*** Data for this exercise

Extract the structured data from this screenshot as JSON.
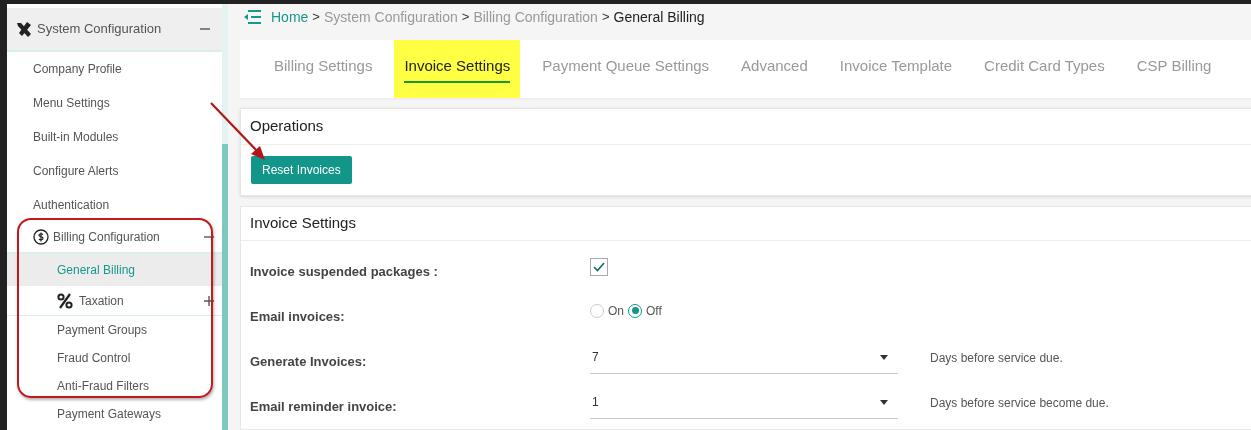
{
  "sidebar": {
    "section": {
      "title": "System Configuration",
      "expanded": true
    },
    "items": [
      {
        "label": "Company Profile",
        "kind": "link",
        "selected": false
      },
      {
        "label": "Menu Settings",
        "kind": "link",
        "selected": false
      },
      {
        "label": "Built-in Modules",
        "kind": "link",
        "selected": false
      },
      {
        "label": "Configure Alerts",
        "kind": "link",
        "selected": false
      },
      {
        "label": "Authentication",
        "kind": "link",
        "selected": false
      },
      {
        "label": "Billing Configuration",
        "kind": "group",
        "expanded": true,
        "children": [
          {
            "label": "General Billing",
            "kind": "link",
            "selected": true
          },
          {
            "label": "Taxation",
            "kind": "group",
            "expanded": false
          },
          {
            "label": "Payment Groups",
            "kind": "link",
            "selected": false
          },
          {
            "label": "Fraud Control",
            "kind": "link",
            "selected": false
          },
          {
            "label": "Anti-Fraud Filters",
            "kind": "link",
            "selected": false
          },
          {
            "label": "Payment Gateways",
            "kind": "link",
            "selected": false
          }
        ]
      }
    ]
  },
  "breadcrumb": [
    {
      "label": "Home",
      "kind": "link"
    },
    {
      "label": "System Configuration",
      "kind": "muted"
    },
    {
      "label": "Billing Configuration",
      "kind": "muted"
    },
    {
      "label": "General Billing",
      "kind": "current"
    }
  ],
  "breadcrumb_separator": ">",
  "tabs": [
    {
      "label": "Billing Settings",
      "selected": false,
      "highlighted": false
    },
    {
      "label": "Invoice Settings",
      "selected": true,
      "highlighted": true
    },
    {
      "label": "Payment Queue Settings",
      "selected": false,
      "highlighted": false
    },
    {
      "label": "Advanced",
      "selected": false,
      "highlighted": false
    },
    {
      "label": "Invoice Template",
      "selected": false,
      "highlighted": false
    },
    {
      "label": "Credit Card Types",
      "selected": false,
      "highlighted": false
    },
    {
      "label": "CSP Billing",
      "selected": false,
      "highlighted": false
    }
  ],
  "operations": {
    "title": "Operations",
    "button": "Reset Invoices"
  },
  "invoice_settings": {
    "title": "Invoice Settings",
    "rows": [
      {
        "kind": "checkbox",
        "label": "Invoice suspended packages :",
        "checked": true
      },
      {
        "kind": "radio",
        "label": "Email invoices:",
        "options": [
          {
            "label": "On",
            "selected": false
          },
          {
            "label": "Off",
            "selected": true
          }
        ]
      },
      {
        "kind": "select",
        "label": "Generate Invoices:",
        "value": "7",
        "note": "Days before service due."
      },
      {
        "kind": "select",
        "label": "Email reminder invoice:",
        "value": "1",
        "note": "Days before service become due."
      }
    ]
  }
}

******

Reproduce every entry exactly, but omit each picture.

Extract the structured data from this screenshot as JSON.
{
  "sidebar": {
    "section": {
      "title": "System Configuration",
      "expanded": true
    },
    "items": [
      {
        "label": "Company Profile",
        "kind": "link",
        "selected": false
      },
      {
        "label": "Menu Settings",
        "kind": "link",
        "selected": false
      },
      {
        "label": "Built-in Modules",
        "kind": "link",
        "selected": false
      },
      {
        "label": "Configure Alerts",
        "kind": "link",
        "selected": false
      },
      {
        "label": "Authentication",
        "kind": "link",
        "selected": false
      },
      {
        "label": "Billing Configuration",
        "kind": "group",
        "expanded": true,
        "children": [
          {
            "label": "General Billing",
            "kind": "link",
            "selected": true
          },
          {
            "label": "Taxation",
            "kind": "group",
            "expanded": false
          },
          {
            "label": "Payment Groups",
            "kind": "link",
            "selected": false
          },
          {
            "label": "Fraud Control",
            "kind": "link",
            "selected": false
          },
          {
            "label": "Anti-Fraud Filters",
            "kind": "link",
            "selected": false
          },
          {
            "label": "Payment Gateways",
            "kind": "link",
            "selected": false
          }
        ]
      }
    ]
  },
  "breadcrumb": [
    {
      "label": "Home",
      "kind": "link"
    },
    {
      "label": "System Configuration",
      "kind": "muted"
    },
    {
      "label": "Billing Configuration",
      "kind": "muted"
    },
    {
      "label": "General Billing",
      "kind": "current"
    }
  ],
  "breadcrumb_separator": ">",
  "tabs": [
    {
      "label": "Billing Settings",
      "selected": false,
      "highlighted": false
    },
    {
      "label": "Invoice Settings",
      "selected": true,
      "highlighted": true
    },
    {
      "label": "Payment Queue Settings",
      "selected": false,
      "highlighted": false
    },
    {
      "label": "Advanced",
      "selected": false,
      "highlighted": false
    },
    {
      "label": "Invoice Template",
      "selected": false,
      "highlighted": false
    },
    {
      "label": "Credit Card Types",
      "selected": false,
      "highlighted": false
    },
    {
      "label": "CSP Billing",
      "selected": false,
      "highlighted": false
    }
  ],
  "operations": {
    "title": "Operations",
    "button": "Reset Invoices"
  },
  "invoice_settings": {
    "title": "Invoice Settings",
    "rows": [
      {
        "kind": "checkbox",
        "label": "Invoice suspended packages :",
        "checked": true
      },
      {
        "kind": "radio",
        "label": "Email invoices:",
        "options": [
          {
            "label": "On",
            "selected": false
          },
          {
            "label": "Off",
            "selected": true
          }
        ]
      },
      {
        "kind": "select",
        "label": "Generate Invoices:",
        "value": "7",
        "note": "Days before service due."
      },
      {
        "kind": "select",
        "label": "Email reminder invoice:",
        "value": "1",
        "note": "Days before service become due."
      }
    ]
  }
}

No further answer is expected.